-- START OF RECORD EXCERPTS --

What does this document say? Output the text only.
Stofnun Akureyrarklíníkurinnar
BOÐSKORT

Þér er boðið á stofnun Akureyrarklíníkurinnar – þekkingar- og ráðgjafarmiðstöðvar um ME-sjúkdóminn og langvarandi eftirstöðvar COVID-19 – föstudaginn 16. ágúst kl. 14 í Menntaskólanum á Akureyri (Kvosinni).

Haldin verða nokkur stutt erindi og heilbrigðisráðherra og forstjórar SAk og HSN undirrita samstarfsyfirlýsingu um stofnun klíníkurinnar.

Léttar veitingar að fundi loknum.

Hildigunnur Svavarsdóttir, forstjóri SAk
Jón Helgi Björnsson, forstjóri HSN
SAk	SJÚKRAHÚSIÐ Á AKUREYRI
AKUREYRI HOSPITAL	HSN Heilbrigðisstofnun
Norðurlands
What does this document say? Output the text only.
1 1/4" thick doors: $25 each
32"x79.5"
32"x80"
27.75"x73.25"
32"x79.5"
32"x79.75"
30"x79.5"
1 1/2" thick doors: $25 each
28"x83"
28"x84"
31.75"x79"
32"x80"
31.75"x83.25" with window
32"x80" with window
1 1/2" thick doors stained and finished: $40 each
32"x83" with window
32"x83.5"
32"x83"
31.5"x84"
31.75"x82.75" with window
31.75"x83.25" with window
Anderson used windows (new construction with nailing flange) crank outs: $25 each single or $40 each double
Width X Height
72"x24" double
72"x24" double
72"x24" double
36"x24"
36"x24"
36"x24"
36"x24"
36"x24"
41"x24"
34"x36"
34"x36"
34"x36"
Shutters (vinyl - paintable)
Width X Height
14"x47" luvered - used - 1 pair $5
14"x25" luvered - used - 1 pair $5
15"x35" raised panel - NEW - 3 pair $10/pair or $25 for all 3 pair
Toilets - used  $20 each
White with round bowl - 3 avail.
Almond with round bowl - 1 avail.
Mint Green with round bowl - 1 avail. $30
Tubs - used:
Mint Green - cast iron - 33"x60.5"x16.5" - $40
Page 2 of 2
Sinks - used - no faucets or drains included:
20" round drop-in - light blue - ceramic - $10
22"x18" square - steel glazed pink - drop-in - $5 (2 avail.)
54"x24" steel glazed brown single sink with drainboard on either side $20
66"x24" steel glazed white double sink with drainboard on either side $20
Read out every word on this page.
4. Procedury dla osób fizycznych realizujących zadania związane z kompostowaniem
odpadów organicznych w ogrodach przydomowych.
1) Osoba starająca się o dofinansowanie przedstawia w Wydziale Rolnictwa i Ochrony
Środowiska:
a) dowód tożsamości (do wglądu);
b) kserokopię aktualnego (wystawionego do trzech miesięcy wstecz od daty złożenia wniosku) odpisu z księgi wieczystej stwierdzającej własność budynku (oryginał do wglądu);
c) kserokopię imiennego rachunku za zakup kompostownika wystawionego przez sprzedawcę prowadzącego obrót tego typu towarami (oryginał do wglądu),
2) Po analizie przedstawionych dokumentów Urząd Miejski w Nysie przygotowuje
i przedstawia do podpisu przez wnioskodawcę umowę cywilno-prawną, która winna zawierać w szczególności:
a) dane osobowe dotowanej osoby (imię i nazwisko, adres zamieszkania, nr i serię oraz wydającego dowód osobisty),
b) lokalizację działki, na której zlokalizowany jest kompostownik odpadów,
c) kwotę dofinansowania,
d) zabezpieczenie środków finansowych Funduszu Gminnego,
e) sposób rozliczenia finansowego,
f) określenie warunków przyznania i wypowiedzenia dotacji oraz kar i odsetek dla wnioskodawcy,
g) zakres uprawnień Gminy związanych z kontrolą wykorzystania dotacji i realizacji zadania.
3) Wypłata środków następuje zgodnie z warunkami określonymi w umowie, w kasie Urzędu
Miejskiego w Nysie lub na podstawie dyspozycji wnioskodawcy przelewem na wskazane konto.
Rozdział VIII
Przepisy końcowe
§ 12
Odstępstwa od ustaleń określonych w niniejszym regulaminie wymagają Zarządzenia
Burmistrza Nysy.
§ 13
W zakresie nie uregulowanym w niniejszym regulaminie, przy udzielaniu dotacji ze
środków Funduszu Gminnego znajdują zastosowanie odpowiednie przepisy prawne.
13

-- END OF RECORD EXCERPTS --

◆ TASK PROMPT ◆
Write out the whole listing again. Match it word for word.

◆ PROBLEM SOLUTION ◆
What does this document say? Output the text only.
Stofnun Akureyrarklíníkurinnar
BOÐSKORT

Þér er boðið á stofnun Akureyrarklíníkurinnar – þekkingar- og ráðgjafarmiðstöðvar um ME-sjúkdóminn og langvarandi eftirstöðvar COVID-19 – föstudaginn 16. ágúst kl. 14 í Menntaskólanum á Akureyri (Kvosinni).

Haldin verða nokkur stutt erindi og heilbrigðisráðherra og forstjórar SAk og HSN undirrita samstarfsyfirlýsingu um stofnun klíníkurinnar.

Léttar veitingar að fundi loknum.

Hildigunnur Svavarsdóttir, forstjóri SAk
Jón Helgi Björnsson, forstjóri HSN
SAk	SJÚKRAHÚSIÐ Á AKUREYRI
AKUREYRI HOSPITAL	HSN Heilbrigðisstofnun
Norðurlands
What does this document say? Output the text only.
1 1/4" thick doors: $25 each
32"x79.5"
32"x80"
27.75"x73.25"
32"x79.5"
32"x79.75"
30"x79.5"
1 1/2" thick doors: $25 each
28"x83"
28"x84"
31.75"x79"
32"x80"
31.75"x83.25" with window
32"x80" with window
1 1/2" thick doors stained and finished: $40 each
32"x83" with window
32"x83.5"
32"x83"
31.5"x84"
31.75"x82.75" with window
31.75"x83.25" with window
Anderson used windows (new construction with nailing flange) crank outs: $25 each single or $40 each double
Width X Height
72"x24" double
72"x24" double
72"x24" double
36"x24"
36"x24"
36"x24"
36"x24"
36"x24"
41"x24"
34"x36"
34"x36"
34"x36"
Shutters (vinyl - paintable)
Width X Height
14"x47" luvered - used - 1 pair $5
14"x25" luvered - used - 1 pair $5
15"x35" raised panel - NEW - 3 pair $10/pair or $25 for all 3 pair
Toilets - used  $20 each
White with round bowl - 3 avail.
Almond with round bowl - 1 avail.
Mint Green with round bowl - 1 avail. $30
Tubs - used:
Mint Green - cast iron - 33"x60.5"x16.5" - $40
Page 2 of 2
Sinks - used - no faucets or drains included:
20" round drop-in - light blue - ceramic - $10
22"x18" square - steel glazed pink - drop-in - $5 (2 avail.)
54"x24" steel glazed brown single sink with drainboard on either side $20
66"x24" steel glazed white double sink with drainboard on either side $20
Read out every word on this page.
4. Procedury dla osób fizycznych realizujących zadania związane z kompostowaniem
odpadów organicznych w ogrodach przydomowych.
1) Osoba starająca się o dofinansowanie przedstawia w Wydziale Rolnictwa i Ochrony
Środowiska:
a) dowód tożsamości (do wglądu);
b) kserokopię aktualnego (wystawionego do trzech miesięcy wstecz od daty złożenia wniosku) odpisu z księgi wieczystej stwierdzającej własność budynku (oryginał do wglądu);
c) kserokopię imiennego rachunku za zakup kompostownika wystawionego przez sprzedawcę prowadzącego obrót tego typu towarami (oryginał do wglądu),
2) Po analizie przedstawionych dokumentów Urząd Miejski w Nysie przygotowuje
i przedstawia do podpisu przez wnioskodawcę umowę cywilno-prawną, która winna zawierać w szczególności:
a) dane osobowe dotowanej osoby (imię i nazwisko, adres zamieszkania, nr i serię oraz wydającego dowód osobisty),
b) lokalizację działki, na której zlokalizowany jest kompostownik odpadów,
c) kwotę dofinansowania,
d) zabezpieczenie środków finansowych Funduszu Gminnego,
e) sposób rozliczenia finansowego,
f) określenie warunków przyznania i wypowiedzenia dotacji oraz kar i odsetek dla wnioskodawcy,
g) zakres uprawnień Gminy związanych z kontrolą wykorzystania dotacji i realizacji zadania.
3) Wypłata środków następuje zgodnie z warunkami określonymi w umowie, w kasie Urzędu
Miejskiego w Nysie lub na podstawie dyspozycji wnioskodawcy przelewem na wskazane konto.
Rozdział VIII
Przepisy końcowe
§ 12
Odstępstwa od ustaleń określonych w niniejszym regulaminie wymagają Zarządzenia
Burmistrza Nysy.
§ 13
W zakresie nie uregulowanym w niniejszym regulaminie, przy udzielaniu dotacji ze
środków Funduszu Gminnego znajdują zastosowanie odpowiednie przepisy prawne.
13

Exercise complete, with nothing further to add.